# EXTRACTO DEL DOCUMENTO
* * * *
Roban monumento histórico de pueblo mayo en Navojoa; denuncian complicidad de autoridades

El pueblo mayo de Sonora se encuentra indignado tras el robo de un monumento histórico, considerado por el gobierno ancestral como una agresión directa a su identidad. La denuncia apunta a una constructora con vínculos políticos y a la presunta complicidad de instituciones gubernamentales como el Centro de Coordinación y Difusión de Interés Social (CEDIS) y el Instituto Nacional de los Pueblos Indígenas (INPI).

Un patrimonio cultural en riesgo

El monumento sustraído no es un objeto cualquiera. Se trata de una pieza emblemática que representa la historia y las tradiciones del pueblo mayo. Su desaparición deja un vacío no solo físico, sino también simbólico, afectando la memoria colectiva y el sentido de pertenencia de esta comunidad originaria.

Fuentes del gobierno ancestral, que prefieren mantenerse en el anonimato por temor a represalias, han declarado a este medio que la acción es vista como un acto de despojo y menosprecio hacia su cultura. «Es como si nos quisieran borrar la historia, robarnos de dónde venimos», lamentó uno de los representantes, visiblemente afectado.

Las sospechas apuntan a la élite política y empresarial

La principal línea de investigación, según la denuncia pública, señala a una constructora cuyo socio mayoritario es el exgobernador de Sonora, José Eduardo Bours Castelo. La conexión con una figura política de alto perfil genera suspicacias sobre la influencia y el poder que pudieron haber ejercido para facilitar el robo y, presuntamente, la posterior desaparición de la pieza.

Esta situación, que podría parecer un hecho aislado, se enmarca en un contexto donde los intereses económicos a menudo chocan con la preservación del patrimonio cultural y los derechos de los pueblos indígenas. La pregunta que resuena entre la comunidad es: ¿quién se beneficia de este robo?
* * * *
Fragmentos de datos:
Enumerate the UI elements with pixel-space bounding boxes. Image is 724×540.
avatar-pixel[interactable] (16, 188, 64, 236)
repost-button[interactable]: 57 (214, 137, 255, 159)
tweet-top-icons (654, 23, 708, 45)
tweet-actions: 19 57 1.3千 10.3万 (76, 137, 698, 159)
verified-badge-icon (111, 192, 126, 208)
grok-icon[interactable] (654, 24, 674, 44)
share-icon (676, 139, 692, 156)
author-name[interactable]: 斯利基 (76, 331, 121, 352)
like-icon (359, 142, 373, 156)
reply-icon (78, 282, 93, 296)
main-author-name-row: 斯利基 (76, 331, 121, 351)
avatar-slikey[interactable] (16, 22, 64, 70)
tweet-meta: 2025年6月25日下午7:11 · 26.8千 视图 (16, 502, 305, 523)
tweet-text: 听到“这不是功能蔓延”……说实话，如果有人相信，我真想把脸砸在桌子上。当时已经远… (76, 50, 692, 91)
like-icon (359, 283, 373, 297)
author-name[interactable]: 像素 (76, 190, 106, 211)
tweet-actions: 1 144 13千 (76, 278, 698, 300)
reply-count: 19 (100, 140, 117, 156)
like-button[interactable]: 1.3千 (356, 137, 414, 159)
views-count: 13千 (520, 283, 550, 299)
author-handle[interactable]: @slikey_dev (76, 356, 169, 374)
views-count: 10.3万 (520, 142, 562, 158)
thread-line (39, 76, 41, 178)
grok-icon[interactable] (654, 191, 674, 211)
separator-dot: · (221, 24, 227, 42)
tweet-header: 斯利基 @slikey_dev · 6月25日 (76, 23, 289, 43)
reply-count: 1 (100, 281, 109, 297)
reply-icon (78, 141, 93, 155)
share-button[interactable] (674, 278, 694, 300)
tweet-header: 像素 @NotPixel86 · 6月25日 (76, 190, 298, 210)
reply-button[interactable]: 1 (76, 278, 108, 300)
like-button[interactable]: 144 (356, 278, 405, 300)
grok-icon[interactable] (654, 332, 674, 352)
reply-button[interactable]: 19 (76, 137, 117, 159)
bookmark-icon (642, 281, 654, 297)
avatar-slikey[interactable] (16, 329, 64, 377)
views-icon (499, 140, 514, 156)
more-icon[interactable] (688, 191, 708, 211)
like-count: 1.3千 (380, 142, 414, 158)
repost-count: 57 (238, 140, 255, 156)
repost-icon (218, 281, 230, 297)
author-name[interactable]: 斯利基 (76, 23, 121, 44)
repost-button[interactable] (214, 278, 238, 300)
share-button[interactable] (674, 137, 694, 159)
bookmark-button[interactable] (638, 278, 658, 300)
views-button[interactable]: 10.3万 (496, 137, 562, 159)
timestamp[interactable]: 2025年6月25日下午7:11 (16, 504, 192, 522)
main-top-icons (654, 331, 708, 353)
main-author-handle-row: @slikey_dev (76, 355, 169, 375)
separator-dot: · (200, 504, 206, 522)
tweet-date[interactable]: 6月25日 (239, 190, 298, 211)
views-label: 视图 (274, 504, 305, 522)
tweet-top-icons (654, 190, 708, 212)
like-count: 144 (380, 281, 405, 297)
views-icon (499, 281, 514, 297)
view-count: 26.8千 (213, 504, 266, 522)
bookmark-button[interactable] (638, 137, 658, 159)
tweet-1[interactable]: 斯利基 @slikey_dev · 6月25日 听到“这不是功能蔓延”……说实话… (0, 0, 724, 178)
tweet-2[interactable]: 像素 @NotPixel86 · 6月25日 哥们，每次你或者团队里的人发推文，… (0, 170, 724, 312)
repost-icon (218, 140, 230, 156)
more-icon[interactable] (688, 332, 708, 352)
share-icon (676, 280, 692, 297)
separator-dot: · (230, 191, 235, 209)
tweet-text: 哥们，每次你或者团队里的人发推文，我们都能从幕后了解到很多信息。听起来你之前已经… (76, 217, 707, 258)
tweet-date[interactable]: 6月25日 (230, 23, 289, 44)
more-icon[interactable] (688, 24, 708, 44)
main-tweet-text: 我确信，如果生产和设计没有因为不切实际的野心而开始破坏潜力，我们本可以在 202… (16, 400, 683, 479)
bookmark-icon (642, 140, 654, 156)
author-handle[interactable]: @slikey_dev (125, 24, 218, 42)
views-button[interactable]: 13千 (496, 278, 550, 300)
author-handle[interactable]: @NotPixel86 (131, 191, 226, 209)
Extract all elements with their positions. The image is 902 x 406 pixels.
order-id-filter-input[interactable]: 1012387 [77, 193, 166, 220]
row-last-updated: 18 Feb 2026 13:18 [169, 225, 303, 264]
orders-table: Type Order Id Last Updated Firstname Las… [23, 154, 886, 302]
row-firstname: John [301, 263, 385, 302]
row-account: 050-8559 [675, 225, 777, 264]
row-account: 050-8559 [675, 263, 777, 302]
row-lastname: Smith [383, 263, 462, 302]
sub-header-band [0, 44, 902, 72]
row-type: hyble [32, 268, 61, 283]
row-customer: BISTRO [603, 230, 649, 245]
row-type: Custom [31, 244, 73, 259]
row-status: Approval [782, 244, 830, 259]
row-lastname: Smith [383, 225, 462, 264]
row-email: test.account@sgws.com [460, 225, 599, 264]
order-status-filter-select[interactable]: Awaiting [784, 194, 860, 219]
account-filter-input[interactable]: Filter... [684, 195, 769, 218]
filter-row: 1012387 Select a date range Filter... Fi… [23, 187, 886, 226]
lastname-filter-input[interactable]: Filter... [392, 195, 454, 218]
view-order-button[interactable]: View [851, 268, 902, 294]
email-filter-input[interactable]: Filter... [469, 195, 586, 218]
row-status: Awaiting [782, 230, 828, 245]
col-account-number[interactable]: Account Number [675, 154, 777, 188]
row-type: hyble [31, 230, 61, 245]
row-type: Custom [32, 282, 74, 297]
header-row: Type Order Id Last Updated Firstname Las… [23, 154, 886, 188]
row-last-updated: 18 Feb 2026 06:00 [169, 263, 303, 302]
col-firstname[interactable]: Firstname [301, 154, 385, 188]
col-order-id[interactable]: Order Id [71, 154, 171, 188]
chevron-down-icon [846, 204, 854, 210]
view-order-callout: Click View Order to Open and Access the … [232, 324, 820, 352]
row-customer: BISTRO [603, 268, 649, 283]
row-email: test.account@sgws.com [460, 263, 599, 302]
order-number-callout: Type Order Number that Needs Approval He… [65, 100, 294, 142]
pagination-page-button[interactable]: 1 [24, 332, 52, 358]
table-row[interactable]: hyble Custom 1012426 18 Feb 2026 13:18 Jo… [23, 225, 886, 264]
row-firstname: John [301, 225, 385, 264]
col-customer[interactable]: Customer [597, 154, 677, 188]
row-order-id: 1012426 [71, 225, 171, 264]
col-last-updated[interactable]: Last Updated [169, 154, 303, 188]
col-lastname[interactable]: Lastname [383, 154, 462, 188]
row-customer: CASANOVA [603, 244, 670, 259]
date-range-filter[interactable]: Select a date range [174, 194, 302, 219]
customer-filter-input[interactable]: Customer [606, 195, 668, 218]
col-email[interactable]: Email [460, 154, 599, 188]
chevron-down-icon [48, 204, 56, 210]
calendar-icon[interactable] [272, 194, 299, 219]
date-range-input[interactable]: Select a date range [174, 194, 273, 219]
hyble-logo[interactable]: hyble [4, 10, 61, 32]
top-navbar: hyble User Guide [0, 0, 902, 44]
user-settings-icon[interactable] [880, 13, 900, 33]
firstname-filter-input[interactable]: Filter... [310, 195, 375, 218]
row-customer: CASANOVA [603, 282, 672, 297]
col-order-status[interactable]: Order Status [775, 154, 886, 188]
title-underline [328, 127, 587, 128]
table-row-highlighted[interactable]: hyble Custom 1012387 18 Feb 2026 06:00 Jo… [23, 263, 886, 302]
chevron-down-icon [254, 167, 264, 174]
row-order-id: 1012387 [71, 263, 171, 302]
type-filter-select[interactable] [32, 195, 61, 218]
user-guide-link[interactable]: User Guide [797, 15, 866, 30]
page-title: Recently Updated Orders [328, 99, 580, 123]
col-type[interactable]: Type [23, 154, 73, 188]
* * * *
# CONJUNTO DE TAREAS
- A) Transcribe de la nota sobre el robo del monumento del pueblo mayo el fragmento que va desde "Las sospechas apuntan" hasta "de este robo?", ambos incluidos.
- B) Según la nota sobre el robo del monumento del pueblo mayo, ¿quién es el socio mayoritario de la constructora señalada en la denuncia?
- C) Continúa, por favor, la nota sobre el robo del monumento del pueblo mayo a partir de donde termina.

# RESPUESTAS POR PUNTO
- A)
Las sospechas apuntan a la élite política y empresarial

La principal línea de investigación, según la denuncia pública, señala a una constructora cuyo socio mayoritario es el exgobernador de Sonora, José Eduardo Bours Castelo. La conexión con una figura política de alto perfil genera suspicacias sobre la influencia y el poder que pudieron haber ejercido para facilitar el robo y, presuntamente, la posterior desaparición de la pieza.

Esta situación, que podría parecer un hecho aislado, se enmarca en un contexto donde los intereses económicos a menudo chocan con la preservación del patrimonio cultural y los derechos de los pueblos indígenas. La pregunta que resuena entre la comunidad es: ¿quién se beneficia de este robo?

- B) El exgobernador de Sonora, José Eduardo Bours Castelo.

- C)
Denuncian omisión y complicidad institucional

La indignación no solo se dirige hacia los presuntos autores materiales del robo, sino también hacia las instituciones que deberían ser guardianes del patrimonio cultural. El CEDIS y el INPI son señalados como cómplices por su aparente inacción o por no haber garantizado la protección del monumento. «Parece que miran para otro lado cuando les conviene», afirmó un miembro de la comunidad, mostrando su frustración ante la falta de respuesta oficial.

Para el pueblo mayo, la complicidad de estas instituciones significa una traición a los acuerdos y a la confianza depositada en ellas para salvaguardar sus bienes históricos y culturales. Se espera que estas instancias respondan públicamente a las acusaciones y expliquen las medidas que se tomarán para esclarecer los hechos y recuperar el monumento.

Un llamado a la justicia y la memoria

El robo de este monumento histórico es un llamado urgente a la reflexión sobre la importancia de proteger el legado de los pueblos originarios. No se trata solo de objetos materiales, sino de la esencia de una cultura que merece respeto y salvaguarda. La comunidad mayo exige justicia y que los responsables, sin importar su posición, enfrenten las consecuencias de sus actos. Este caso pone de manifiesto la necesidad de fortalecer los mecanismos de protección del patrimonio cultural y de garantizar que las instituciones cumplan su función de manera transparente y comprometida con las comunidades.